■ **Your objective**:
Copy the lines holding the word "title", all of them.

═══ Material to process

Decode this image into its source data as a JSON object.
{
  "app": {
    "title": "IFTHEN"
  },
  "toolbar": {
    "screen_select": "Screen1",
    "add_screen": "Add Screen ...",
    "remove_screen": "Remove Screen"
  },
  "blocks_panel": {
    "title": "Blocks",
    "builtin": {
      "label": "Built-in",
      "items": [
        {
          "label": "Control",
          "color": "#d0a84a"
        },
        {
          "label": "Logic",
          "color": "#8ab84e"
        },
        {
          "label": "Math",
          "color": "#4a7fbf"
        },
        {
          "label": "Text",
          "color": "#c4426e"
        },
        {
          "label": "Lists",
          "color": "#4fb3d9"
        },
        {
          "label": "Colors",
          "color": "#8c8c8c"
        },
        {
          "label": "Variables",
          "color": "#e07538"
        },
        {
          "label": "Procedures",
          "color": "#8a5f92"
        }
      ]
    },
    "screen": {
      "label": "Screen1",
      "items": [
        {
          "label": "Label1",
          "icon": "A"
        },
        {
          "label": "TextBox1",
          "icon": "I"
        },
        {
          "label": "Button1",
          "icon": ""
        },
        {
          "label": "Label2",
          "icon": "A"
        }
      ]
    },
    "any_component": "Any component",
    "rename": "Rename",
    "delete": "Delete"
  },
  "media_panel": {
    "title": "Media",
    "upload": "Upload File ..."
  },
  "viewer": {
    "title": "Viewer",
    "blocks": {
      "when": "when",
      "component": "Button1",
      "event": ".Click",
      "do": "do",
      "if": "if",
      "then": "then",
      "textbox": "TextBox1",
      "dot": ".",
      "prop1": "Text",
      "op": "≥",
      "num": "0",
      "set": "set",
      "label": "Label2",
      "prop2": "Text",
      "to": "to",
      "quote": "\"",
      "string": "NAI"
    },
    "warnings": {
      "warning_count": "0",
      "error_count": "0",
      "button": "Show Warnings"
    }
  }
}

══════

■ **Solution**:
    "title": "IFTHEN"
    "title": "Blocks",
    "title": "Media",
    "title": "Viewer",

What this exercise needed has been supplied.